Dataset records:
▶
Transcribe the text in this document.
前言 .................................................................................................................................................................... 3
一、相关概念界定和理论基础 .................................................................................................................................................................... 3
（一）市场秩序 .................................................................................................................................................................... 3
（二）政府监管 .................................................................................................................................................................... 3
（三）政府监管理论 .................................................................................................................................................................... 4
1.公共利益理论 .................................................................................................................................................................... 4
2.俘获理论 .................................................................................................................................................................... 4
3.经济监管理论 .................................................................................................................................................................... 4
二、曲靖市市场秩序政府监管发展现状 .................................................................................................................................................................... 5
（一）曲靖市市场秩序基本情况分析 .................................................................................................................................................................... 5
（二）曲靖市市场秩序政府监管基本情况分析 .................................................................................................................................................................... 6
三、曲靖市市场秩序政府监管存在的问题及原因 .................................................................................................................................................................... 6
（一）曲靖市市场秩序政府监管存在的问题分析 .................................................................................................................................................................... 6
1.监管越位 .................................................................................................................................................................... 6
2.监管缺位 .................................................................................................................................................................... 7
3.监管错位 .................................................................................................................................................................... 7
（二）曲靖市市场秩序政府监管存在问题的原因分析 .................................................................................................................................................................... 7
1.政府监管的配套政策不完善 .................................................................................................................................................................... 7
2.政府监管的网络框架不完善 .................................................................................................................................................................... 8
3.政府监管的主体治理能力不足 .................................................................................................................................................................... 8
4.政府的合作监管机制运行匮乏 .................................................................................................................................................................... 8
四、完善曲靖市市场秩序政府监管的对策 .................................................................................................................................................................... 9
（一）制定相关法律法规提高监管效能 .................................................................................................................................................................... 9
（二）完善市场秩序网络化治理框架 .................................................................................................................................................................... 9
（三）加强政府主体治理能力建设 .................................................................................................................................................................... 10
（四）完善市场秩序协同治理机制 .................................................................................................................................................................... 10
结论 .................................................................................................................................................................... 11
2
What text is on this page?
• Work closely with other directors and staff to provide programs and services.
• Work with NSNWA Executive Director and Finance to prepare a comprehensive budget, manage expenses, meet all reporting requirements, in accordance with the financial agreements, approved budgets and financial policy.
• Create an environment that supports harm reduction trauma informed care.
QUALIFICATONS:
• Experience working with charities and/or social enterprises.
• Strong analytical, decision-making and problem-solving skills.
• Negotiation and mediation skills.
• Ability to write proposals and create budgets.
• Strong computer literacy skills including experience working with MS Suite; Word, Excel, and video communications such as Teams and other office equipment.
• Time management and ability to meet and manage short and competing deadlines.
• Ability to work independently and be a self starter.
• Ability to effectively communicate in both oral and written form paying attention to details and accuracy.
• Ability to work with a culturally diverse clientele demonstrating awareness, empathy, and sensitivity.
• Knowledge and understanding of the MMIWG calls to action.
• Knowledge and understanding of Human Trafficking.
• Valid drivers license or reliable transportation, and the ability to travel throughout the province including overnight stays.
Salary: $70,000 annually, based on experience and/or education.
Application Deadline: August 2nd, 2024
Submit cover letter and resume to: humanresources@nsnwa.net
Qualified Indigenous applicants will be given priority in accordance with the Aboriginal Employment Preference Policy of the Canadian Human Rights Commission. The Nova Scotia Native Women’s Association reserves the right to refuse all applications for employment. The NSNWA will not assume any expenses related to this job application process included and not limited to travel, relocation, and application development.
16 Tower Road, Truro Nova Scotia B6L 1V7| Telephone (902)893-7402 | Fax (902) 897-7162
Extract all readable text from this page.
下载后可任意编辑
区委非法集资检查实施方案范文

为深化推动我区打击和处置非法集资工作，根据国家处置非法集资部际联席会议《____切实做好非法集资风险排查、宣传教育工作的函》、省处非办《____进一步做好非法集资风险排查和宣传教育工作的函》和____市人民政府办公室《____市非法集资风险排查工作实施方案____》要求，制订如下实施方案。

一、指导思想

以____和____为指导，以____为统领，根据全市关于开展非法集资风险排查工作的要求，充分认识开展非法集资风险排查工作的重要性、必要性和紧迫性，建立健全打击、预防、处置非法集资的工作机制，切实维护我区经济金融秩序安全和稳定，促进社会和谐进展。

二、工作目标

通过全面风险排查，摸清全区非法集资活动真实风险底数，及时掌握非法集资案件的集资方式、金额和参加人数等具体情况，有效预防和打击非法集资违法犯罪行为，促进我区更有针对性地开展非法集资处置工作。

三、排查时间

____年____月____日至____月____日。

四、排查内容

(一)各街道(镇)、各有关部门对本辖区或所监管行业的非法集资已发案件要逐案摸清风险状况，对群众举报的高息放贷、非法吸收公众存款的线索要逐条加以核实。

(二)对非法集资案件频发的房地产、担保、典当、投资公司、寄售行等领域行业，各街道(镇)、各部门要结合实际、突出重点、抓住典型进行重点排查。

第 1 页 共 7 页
◀
| The problem |
The data above must be returned in full, exactly as written.

| Response for this exercise |
Transcribe the text in this document.
前言 .................................................................................................................................................................... 3
一、相关概念界定和理论基础 .................................................................................................................................................................... 3
（一）市场秩序 .................................................................................................................................................................... 3
（二）政府监管 .................................................................................................................................................................... 3
（三）政府监管理论 .................................................................................................................................................................... 4
1.公共利益理论 .................................................................................................................................................................... 4
2.俘获理论 .................................................................................................................................................................... 4
3.经济监管理论 .................................................................................................................................................................... 4
二、曲靖市市场秩序政府监管发展现状 .................................................................................................................................................................... 5
（一）曲靖市市场秩序基本情况分析 .................................................................................................................................................................... 5
（二）曲靖市市场秩序政府监管基本情况分析 .................................................................................................................................................................... 6
三、曲靖市市场秩序政府监管存在的问题及原因 .................................................................................................................................................................... 6
（一）曲靖市市场秩序政府监管存在的问题分析 .................................................................................................................................................................... 6
1.监管越位 .................................................................................................................................................................... 6
2.监管缺位 .................................................................................................................................................................... 7
3.监管错位 .................................................................................................................................................................... 7
（二）曲靖市市场秩序政府监管存在问题的原因分析 .................................................................................................................................................................... 7
1.政府监管的配套政策不完善 .................................................................................................................................................................... 7
2.政府监管的网络框架不完善 .................................................................................................................................................................... 8
3.政府监管的主体治理能力不足 .................................................................................................................................................................... 8
4.政府的合作监管机制运行匮乏 .................................................................................................................................................................... 8
四、完善曲靖市市场秩序政府监管的对策 .................................................................................................................................................................... 9
（一）制定相关法律法规提高监管效能 .................................................................................................................................................................... 9
（二）完善市场秩序网络化治理框架 .................................................................................................................................................................... 9
（三）加强政府主体治理能力建设 .................................................................................................................................................................... 10
（四）完善市场秩序协同治理机制 .................................................................................................................................................................... 10
结论 .................................................................................................................................................................... 11
2
What text is on this page?
• Work closely with other directors and staff to provide programs and services.
• Work with NSNWA Executive Director and Finance to prepare a comprehensive budget, manage expenses, meet all reporting requirements, in accordance with the financial agreements, approved budgets and financial policy.
• Create an environment that supports harm reduction trauma informed care.
QUALIFICATONS:
• Experience working with charities and/or social enterprises.
• Strong analytical, decision-making and problem-solving skills.
• Negotiation and mediation skills.
• Ability to write proposals and create budgets.
• Strong computer literacy skills including experience working with MS Suite; Word, Excel, and video communications such as Teams and other office equipment.
• Time management and ability to meet and manage short and competing deadlines.
• Ability to work independently and be a self starter.
• Ability to effectively communicate in both oral and written form paying attention to details and accuracy.
• Ability to work with a culturally diverse clientele demonstrating awareness, empathy, and sensitivity.
• Knowledge and understanding of the MMIWG calls to action.
• Knowledge and understanding of Human Trafficking.
• Valid drivers license or reliable transportation, and the ability to travel throughout the province including overnight stays.
Salary: $70,000 annually, based on experience and/or education.
Application Deadline: August 2nd, 2024
Submit cover letter and resume to: humanresources@nsnwa.net
Qualified Indigenous applicants will be given priority in accordance with the Aboriginal Employment Preference Policy of the Canadian Human Rights Commission. The Nova Scotia Native Women’s Association reserves the right to refuse all applications for employment. The NSNWA will not assume any expenses related to this job application process included and not limited to travel, relocation, and application development.
16 Tower Road, Truro Nova Scotia B6L 1V7| Telephone (902)893-7402 | Fax (902) 897-7162
Extract all readable text from this page.
下载后可任意编辑
区委非法集资检查实施方案范文

为深化推动我区打击和处置非法集资工作，根据国家处置非法集资部际联席会议《____切实做好非法集资风险排查、宣传教育工作的函》、省处非办《____进一步做好非法集资风险排查和宣传教育工作的函》和____市人民政府办公室《____市非法集资风险排查工作实施方案____》要求，制订如下实施方案。

一、指导思想

以____和____为指导，以____为统领，根据全市关于开展非法集资风险排查工作的要求，充分认识开展非法集资风险排查工作的重要性、必要性和紧迫性，建立健全打击、预防、处置非法集资的工作机制，切实维护我区经济金融秩序安全和稳定，促进社会和谐进展。

二、工作目标

通过全面风险排查，摸清全区非法集资活动真实风险底数，及时掌握非法集资案件的集资方式、金额和参加人数等具体情况，有效预防和打击非法集资违法犯罪行为，促进我区更有针对性地开展非法集资处置工作。

三、排查时间

____年____月____日至____月____日。

四、排查内容

(一)各街道(镇)、各有关部门对本辖区或所监管行业的非法集资已发案件要逐案摸清风险状况，对群众举报的高息放贷、非法吸收公众存款的线索要逐条加以核实。

(二)对非法集资案件频发的房地产、担保、典当、投资公司、寄售行等领域行业，各街道(镇)、各部门要结合实际、突出重点、抓住典型进行重点排查。

第 1 页 共 7 页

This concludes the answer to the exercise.